### DOCUMENT

***

Let's not forget the 365 days a year as fellow member Duck so graciously pointed out. Jes sayin'...


----------



## SJ_BIKER (Dec 16, 2013)

*wow !!!!!!*

its badasssssss.  congrats


----------



## whizzer_motorbike_fan (Oct 15, 2015)

I know that this post is pretty old but do you still have this bike and have you done anything with it?


----------



## bikewhorder (Oct 15, 2015)

Yeah I've moved it around a few times. Its really heavy.


----------



## whizzer_motorbike_fan (Oct 15, 2015)

Does it run?


----------



## bikewhorder (Oct 15, 2015)

No there's no compression, the exhaust valve is stuck which seems pretty typical for one that's been sitting.


----------



## Robertriley (Oct 15, 2015)

Congrats Brother, now get that bad baby running!


----------



## Goldenrod (Jun 1, 2016)

The maroon Whizzer has a 26" wheel in the front and won't fit the fender.


----------



## bikewhorder (Jun 1, 2016)

Goldenrod said:


> The maroon Whizzer has a 26" wheel in the front and won't fit the fender.



If your referring to mine, both wheels are 24" and they fit the fenders just fine.


----------

***

### RECORDED INFORMATION
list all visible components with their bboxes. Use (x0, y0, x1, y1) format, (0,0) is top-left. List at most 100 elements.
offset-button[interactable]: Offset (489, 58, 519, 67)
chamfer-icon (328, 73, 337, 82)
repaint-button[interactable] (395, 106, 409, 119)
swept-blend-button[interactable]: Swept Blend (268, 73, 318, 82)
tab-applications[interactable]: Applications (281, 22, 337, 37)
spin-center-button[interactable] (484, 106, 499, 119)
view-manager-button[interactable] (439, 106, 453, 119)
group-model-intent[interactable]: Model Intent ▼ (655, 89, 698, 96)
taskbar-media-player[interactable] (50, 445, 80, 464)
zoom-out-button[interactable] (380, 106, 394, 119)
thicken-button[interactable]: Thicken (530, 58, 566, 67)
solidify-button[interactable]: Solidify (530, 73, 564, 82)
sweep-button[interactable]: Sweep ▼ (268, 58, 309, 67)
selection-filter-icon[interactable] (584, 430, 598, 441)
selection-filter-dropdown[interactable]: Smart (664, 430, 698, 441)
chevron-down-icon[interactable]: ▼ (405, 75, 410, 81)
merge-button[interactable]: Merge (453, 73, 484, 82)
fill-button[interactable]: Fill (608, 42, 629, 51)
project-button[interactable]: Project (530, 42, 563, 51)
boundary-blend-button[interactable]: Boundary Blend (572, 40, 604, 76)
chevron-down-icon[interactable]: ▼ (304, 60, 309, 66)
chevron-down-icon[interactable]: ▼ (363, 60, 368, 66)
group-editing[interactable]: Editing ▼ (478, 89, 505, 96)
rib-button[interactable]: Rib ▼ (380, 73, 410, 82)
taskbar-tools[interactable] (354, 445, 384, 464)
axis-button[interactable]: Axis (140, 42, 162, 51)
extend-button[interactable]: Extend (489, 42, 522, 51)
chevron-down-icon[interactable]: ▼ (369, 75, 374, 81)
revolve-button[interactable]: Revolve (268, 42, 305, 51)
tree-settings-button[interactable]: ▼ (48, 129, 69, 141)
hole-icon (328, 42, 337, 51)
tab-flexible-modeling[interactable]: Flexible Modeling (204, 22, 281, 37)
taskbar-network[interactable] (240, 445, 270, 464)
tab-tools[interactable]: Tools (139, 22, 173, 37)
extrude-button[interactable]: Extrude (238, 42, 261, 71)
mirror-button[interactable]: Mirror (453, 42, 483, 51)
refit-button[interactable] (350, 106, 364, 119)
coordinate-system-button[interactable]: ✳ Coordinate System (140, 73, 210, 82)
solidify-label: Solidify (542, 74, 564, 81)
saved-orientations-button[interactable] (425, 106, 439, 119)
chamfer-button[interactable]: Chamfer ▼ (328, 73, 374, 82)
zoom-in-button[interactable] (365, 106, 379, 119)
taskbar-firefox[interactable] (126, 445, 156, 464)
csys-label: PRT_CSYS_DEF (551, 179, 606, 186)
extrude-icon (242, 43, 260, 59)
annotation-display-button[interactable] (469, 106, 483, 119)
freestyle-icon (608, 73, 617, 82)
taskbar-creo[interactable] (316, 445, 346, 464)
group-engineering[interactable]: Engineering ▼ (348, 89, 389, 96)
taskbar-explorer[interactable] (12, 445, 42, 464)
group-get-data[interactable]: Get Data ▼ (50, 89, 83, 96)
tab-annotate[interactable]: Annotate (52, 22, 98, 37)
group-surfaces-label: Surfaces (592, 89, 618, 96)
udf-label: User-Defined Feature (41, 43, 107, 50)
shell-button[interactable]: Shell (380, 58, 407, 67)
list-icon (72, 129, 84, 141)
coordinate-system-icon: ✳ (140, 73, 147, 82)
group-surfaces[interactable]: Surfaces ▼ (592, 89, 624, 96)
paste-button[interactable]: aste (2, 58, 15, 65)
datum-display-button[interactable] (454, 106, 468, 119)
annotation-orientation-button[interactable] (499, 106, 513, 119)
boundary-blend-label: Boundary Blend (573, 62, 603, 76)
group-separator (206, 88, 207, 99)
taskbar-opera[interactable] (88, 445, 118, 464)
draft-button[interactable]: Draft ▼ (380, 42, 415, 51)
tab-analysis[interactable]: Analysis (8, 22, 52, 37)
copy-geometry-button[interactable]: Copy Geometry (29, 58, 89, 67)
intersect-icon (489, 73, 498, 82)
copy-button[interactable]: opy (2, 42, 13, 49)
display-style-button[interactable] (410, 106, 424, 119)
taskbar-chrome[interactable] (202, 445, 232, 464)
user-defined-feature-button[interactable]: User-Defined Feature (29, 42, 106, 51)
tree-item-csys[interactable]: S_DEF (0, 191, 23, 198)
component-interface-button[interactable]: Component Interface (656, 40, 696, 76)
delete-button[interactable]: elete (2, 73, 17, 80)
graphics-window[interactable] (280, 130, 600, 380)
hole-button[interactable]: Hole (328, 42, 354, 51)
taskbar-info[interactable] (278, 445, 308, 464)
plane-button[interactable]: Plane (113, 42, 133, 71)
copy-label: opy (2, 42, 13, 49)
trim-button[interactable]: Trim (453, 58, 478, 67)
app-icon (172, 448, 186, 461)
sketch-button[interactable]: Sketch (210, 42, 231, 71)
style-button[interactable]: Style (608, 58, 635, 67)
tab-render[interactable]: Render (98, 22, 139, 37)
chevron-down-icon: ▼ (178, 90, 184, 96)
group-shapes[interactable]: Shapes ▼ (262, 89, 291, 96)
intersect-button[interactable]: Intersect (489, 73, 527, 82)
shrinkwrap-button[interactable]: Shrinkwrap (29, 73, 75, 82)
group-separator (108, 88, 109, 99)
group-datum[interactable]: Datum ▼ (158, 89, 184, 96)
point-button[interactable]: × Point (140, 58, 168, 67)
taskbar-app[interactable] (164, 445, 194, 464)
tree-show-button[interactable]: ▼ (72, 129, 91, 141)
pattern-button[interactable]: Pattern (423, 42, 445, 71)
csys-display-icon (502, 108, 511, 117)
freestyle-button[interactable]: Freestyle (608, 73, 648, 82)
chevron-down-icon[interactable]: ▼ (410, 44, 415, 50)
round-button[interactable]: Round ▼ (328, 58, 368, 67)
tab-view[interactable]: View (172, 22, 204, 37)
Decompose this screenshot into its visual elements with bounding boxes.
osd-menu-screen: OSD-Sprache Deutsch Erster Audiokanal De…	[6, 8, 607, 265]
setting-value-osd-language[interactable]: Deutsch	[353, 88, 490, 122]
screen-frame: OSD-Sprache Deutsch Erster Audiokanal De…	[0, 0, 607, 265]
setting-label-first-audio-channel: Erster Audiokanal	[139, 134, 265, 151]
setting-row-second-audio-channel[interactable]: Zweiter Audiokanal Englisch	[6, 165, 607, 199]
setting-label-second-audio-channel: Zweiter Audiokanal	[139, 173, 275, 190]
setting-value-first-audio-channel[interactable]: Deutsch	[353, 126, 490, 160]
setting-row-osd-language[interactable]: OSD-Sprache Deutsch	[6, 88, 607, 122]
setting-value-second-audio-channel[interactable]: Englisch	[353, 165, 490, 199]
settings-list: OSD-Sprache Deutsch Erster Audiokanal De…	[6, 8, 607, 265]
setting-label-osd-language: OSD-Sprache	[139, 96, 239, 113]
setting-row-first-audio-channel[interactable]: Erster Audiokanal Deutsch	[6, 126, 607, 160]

***

### THE TASKS
a - In the forum thread, what size does bikewhorder say both wheels on his bike are?
b - Repeat the part of the forum thread starting with "## bikewhorder (Jun" and going on through "fenders just fine.".
The records are separate material and have no connection to the thread.

### REPLIES
a - Both wheels are 24 inches.

b -
## bikewhorder (Jun 1, 2016)

Goldenrod said:


> The maroon Whizzer has a 26" wheel in the front and won't fit the fender.



If your referring to mine, both wheels are 24" and they fit the fenders just fine.